» What you should do:
Scan each line of the records for the word "však" and extract the ones that have it.

─── Input data ───

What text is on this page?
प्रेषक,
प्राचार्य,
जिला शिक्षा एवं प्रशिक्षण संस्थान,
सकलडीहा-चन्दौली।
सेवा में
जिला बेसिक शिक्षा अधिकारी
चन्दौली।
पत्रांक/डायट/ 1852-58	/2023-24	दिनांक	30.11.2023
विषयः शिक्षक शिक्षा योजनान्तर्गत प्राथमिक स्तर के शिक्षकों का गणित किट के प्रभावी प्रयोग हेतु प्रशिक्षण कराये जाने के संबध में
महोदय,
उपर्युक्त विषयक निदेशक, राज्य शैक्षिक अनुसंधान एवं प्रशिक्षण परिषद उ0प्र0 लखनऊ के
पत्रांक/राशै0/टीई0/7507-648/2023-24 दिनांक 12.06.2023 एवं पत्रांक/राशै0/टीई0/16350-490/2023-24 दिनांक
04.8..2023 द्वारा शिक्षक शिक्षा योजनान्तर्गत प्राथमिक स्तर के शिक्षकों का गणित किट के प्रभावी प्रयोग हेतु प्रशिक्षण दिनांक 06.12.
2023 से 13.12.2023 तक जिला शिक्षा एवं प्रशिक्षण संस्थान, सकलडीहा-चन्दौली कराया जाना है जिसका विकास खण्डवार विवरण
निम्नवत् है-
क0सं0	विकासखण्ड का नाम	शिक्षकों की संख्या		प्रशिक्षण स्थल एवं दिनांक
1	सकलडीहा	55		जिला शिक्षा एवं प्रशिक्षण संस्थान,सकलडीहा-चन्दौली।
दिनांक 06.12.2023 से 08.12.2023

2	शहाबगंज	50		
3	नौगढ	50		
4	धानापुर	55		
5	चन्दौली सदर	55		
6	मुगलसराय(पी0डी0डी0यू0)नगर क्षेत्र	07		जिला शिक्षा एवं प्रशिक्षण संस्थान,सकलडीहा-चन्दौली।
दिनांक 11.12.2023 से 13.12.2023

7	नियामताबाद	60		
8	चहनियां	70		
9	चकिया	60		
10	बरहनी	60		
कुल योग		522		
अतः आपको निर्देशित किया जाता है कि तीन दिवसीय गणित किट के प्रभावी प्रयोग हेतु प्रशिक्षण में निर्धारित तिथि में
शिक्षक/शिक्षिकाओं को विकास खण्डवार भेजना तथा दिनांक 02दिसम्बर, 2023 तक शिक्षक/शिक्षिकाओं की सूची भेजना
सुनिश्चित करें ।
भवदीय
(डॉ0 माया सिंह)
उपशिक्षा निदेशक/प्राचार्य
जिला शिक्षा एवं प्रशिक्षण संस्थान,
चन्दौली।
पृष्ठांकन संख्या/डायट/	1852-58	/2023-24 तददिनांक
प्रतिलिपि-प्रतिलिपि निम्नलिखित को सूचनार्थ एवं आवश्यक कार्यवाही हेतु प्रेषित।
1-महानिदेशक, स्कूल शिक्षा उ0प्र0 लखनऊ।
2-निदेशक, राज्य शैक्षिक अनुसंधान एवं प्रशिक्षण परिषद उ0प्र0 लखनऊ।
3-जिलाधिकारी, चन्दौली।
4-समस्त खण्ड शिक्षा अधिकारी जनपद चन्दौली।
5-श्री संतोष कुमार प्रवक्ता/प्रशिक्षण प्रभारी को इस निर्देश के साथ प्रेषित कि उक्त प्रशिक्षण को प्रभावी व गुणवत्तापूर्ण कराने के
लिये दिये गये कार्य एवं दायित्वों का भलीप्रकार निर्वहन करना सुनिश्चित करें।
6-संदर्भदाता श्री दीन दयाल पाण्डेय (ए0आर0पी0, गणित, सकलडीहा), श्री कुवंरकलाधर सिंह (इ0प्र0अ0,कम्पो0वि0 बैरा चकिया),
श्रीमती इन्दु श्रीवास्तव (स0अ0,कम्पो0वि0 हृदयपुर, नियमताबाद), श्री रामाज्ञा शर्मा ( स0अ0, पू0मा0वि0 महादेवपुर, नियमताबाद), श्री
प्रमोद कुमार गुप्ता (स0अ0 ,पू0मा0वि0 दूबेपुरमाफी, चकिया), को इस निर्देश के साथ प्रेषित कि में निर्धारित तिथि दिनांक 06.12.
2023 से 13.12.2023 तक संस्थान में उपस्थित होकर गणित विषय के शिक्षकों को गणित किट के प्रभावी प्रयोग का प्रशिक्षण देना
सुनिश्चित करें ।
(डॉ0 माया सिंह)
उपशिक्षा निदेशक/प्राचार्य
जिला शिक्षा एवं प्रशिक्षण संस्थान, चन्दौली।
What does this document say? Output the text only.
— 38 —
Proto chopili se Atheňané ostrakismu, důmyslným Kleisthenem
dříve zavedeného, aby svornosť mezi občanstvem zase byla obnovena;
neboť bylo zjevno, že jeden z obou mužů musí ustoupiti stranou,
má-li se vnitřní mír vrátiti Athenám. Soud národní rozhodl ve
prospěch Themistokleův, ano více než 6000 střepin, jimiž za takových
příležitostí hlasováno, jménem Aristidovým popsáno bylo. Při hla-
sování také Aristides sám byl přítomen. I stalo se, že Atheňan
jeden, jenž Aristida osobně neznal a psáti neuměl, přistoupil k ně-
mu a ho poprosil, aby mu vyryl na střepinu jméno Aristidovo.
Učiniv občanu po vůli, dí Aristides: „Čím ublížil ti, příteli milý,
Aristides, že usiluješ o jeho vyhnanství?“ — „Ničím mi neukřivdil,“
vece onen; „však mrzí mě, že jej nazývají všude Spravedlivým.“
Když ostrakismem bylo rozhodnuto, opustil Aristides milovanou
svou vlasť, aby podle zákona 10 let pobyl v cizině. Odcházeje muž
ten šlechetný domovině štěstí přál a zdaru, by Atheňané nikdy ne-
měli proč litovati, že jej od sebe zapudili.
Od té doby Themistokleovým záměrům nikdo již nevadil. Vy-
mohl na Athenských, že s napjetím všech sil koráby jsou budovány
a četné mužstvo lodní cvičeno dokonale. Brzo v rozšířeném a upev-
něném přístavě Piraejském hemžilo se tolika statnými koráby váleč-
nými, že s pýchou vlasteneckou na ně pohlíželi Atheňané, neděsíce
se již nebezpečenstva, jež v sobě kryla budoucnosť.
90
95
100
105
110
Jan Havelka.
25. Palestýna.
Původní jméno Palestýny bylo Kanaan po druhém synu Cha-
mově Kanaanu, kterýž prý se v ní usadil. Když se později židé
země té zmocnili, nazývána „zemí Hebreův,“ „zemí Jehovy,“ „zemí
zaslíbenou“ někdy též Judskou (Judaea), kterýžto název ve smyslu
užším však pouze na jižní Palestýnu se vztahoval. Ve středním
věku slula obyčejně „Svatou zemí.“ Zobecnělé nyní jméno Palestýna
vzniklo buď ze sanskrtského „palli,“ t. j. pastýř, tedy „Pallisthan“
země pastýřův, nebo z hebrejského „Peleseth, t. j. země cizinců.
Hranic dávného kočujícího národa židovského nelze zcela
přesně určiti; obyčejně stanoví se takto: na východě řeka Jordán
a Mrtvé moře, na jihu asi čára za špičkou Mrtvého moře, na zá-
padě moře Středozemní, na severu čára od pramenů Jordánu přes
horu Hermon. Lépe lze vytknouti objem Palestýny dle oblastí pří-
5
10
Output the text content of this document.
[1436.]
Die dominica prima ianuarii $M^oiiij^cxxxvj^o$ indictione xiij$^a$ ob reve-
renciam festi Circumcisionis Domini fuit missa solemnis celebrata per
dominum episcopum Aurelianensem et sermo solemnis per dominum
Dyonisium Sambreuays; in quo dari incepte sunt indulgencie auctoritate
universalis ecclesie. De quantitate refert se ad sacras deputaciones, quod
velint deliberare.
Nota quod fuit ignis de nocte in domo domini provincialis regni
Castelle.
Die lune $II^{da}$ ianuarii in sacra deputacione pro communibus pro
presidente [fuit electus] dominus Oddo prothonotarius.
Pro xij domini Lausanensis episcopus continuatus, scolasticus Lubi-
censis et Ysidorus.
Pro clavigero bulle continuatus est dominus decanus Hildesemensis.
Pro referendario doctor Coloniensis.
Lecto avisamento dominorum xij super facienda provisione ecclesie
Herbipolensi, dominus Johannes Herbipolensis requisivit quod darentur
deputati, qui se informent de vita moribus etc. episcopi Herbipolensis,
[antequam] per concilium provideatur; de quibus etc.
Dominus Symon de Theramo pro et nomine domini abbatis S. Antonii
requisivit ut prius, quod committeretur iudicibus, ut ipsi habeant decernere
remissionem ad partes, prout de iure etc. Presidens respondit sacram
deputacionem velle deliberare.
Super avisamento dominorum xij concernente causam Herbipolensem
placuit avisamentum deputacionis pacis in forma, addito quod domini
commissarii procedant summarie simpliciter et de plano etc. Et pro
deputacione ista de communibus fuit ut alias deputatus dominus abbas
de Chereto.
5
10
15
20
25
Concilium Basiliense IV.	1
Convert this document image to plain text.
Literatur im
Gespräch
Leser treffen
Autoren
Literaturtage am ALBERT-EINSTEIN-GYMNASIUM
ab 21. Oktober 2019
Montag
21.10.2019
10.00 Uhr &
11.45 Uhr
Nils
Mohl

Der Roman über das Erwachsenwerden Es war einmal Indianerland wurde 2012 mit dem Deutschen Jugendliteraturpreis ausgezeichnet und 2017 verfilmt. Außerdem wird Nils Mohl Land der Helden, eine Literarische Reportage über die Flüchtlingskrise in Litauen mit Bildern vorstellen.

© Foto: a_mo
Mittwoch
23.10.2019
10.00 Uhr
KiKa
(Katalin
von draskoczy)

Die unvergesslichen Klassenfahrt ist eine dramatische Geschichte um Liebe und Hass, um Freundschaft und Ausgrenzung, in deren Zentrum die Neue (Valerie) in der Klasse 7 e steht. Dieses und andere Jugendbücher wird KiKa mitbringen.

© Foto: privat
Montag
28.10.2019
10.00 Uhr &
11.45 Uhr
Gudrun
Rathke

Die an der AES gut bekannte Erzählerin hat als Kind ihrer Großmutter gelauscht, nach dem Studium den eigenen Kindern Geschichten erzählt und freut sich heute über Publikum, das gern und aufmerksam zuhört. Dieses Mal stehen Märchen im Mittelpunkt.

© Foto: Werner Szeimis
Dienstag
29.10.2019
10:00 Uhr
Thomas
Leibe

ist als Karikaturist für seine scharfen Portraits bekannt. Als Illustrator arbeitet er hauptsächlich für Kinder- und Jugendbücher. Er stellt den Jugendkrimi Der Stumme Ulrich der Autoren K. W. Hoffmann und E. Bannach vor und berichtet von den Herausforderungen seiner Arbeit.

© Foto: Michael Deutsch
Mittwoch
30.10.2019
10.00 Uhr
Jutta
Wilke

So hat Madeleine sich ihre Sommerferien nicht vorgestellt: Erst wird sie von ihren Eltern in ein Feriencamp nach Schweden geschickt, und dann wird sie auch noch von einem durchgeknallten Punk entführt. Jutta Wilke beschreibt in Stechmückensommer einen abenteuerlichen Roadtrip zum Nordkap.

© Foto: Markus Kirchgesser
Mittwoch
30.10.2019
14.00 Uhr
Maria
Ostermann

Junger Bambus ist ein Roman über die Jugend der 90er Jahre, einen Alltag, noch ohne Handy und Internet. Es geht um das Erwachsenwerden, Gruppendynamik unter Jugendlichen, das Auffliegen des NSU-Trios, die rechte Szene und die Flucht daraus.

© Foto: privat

───

» Result of this task:
vece onen; „však mrzí mě, že jej nazývají všude Spravedlivým.“
užším však pouze na jižní Palestýnu se vztahoval. Ve středním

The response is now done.